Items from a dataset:
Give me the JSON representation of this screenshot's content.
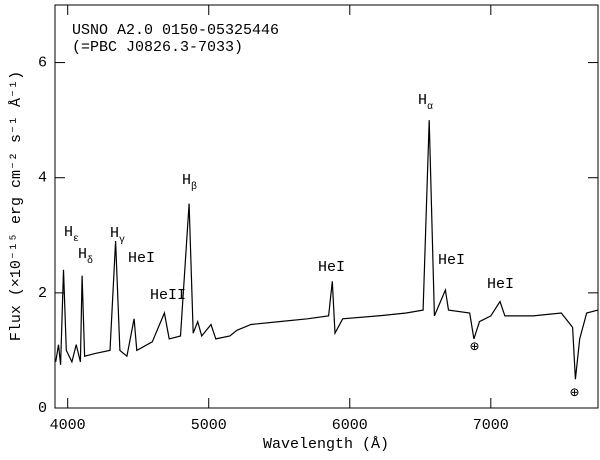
{
  "chart_data": {
    "type": "line",
    "title": [
      "USNO A2.0 0150-05325446",
      "(=PBC J0826.3-7033)"
    ],
    "x_label": "Wavelength (Å)",
    "y_label": "Flux (×10⁻¹⁵ erg cm⁻² s⁻¹ Å⁻¹)",
    "color": "#000000",
    "x": [
      3915,
      3935,
      3950,
      3970,
      3990,
      4030,
      4060,
      4090,
      4102,
      4120,
      4200,
      4300,
      4340,
      4370,
      4420,
      4471,
      4490,
      4600,
      4686,
      4720,
      4800,
      4861,
      4890,
      4922,
      4950,
      5016,
      5050,
      5150,
      5200,
      5300,
      5500,
      5700,
      5850,
      5876,
      5895,
      5950,
      6200,
      6400,
      6520,
      6563,
      6600,
      6678,
      6700,
      6850,
      6880,
      6920,
      7000,
      7065,
      7100,
      7300,
      7500,
      7580,
      7600,
      7630,
      7680,
      7760
    ],
    "values": [
      0.8,
      1.1,
      0.75,
      2.4,
      1.0,
      0.8,
      1.1,
      0.8,
      2.3,
      0.9,
      0.95,
      1.0,
      2.9,
      1.0,
      0.9,
      1.55,
      1.0,
      1.15,
      1.65,
      1.2,
      1.25,
      3.55,
      1.3,
      1.5,
      1.25,
      1.45,
      1.2,
      1.25,
      1.35,
      1.45,
      1.5,
      1.55,
      1.6,
      2.2,
      1.3,
      1.55,
      1.6,
      1.65,
      1.7,
      5.0,
      1.6,
      2.05,
      1.7,
      1.65,
      1.2,
      1.5,
      1.6,
      1.85,
      1.6,
      1.6,
      1.65,
      1.4,
      0.5,
      1.2,
      1.65,
      1.7
    ],
    "xlim": [
      3910,
      7760
    ],
    "ylim": [
      0,
      7
    ],
    "xticks": [
      4000,
      5000,
      6000,
      7000
    ],
    "yticks": [
      0,
      2,
      4,
      6
    ],
    "annotations": [
      {
        "text": "H",
        "sub": "ε"
      },
      {
        "text": "H",
        "sub": "δ"
      },
      {
        "text": "H",
        "sub": "γ"
      },
      {
        "text": "HeI"
      },
      {
        "text": "HeII"
      },
      {
        "text": "H",
        "sub": "β"
      },
      {
        "text": "HeI"
      },
      {
        "text": "H",
        "sub": "α"
      },
      {
        "text": "HeI"
      },
      {
        "text": "HeI"
      },
      {
        "text": "⊕"
      },
      {
        "text": "⊕"
      }
    ]
  }
}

Required work:
Return the listing above word for word, with the pictures removed.

Reply to the task:
Give me the JSON representation of this screenshot's content.
{
  "chart_data": {
    "type": "line",
    "title": [
      "USNO A2.0 0150-05325446",
      "(=PBC J0826.3-7033)"
    ],
    "x_label": "Wavelength (Å)",
    "y_label": "Flux (×10⁻¹⁵ erg cm⁻² s⁻¹ Å⁻¹)",
    "color": "#000000",
    "x": [
      3915,
      3935,
      3950,
      3970,
      3990,
      4030,
      4060,
      4090,
      4102,
      4120,
      4200,
      4300,
      4340,
      4370,
      4420,
      4471,
      4490,
      4600,
      4686,
      4720,
      4800,
      4861,
      4890,
      4922,
      4950,
      5016,
      5050,
      5150,
      5200,
      5300,
      5500,
      5700,
      5850,
      5876,
      5895,
      5950,
      6200,
      6400,
      6520,
      6563,
      6600,
      6678,
      6700,
      6850,
      6880,
      6920,
      7000,
      7065,
      7100,
      7300,
      7500,
      7580,
      7600,
      7630,
      7680,
      7760
    ],
    "values": [
      0.8,
      1.1,
      0.75,
      2.4,
      1.0,
      0.8,
      1.1,
      0.8,
      2.3,
      0.9,
      0.95,
      1.0,
      2.9,
      1.0,
      0.9,
      1.55,
      1.0,
      1.15,
      1.65,
      1.2,
      1.25,
      3.55,
      1.3,
      1.5,
      1.25,
      1.45,
      1.2,
      1.25,
      1.35,
      1.45,
      1.5,
      1.55,
      1.6,
      2.2,
      1.3,
      1.55,
      1.6,
      1.65,
      1.7,
      5.0,
      1.6,
      2.05,
      1.7,
      1.65,
      1.2,
      1.5,
      1.6,
      1.85,
      1.6,
      1.6,
      1.65,
      1.4,
      0.5,
      1.2,
      1.65,
      1.7
    ],
    "xlim": [
      3910,
      7760
    ],
    "ylim": [
      0,
      7
    ],
    "xticks": [
      4000,
      5000,
      6000,
      7000
    ],
    "yticks": [
      0,
      2,
      4,
      6
    ],
    "annotations": [
      {
        "text": "H",
        "sub": "ε"
      },
      {
        "text": "H",
        "sub": "δ"
      },
      {
        "text": "H",
        "sub": "γ"
      },
      {
        "text": "HeI"
      },
      {
        "text": "HeII"
      },
      {
        "text": "H",
        "sub": "β"
      },
      {
        "text": "HeI"
      },
      {
        "text": "H",
        "sub": "α"
      },
      {
        "text": "HeI"
      },
      {
        "text": "HeI"
      },
      {
        "text": "⊕"
      },
      {
        "text": "⊕"
      }
    ]
  }
}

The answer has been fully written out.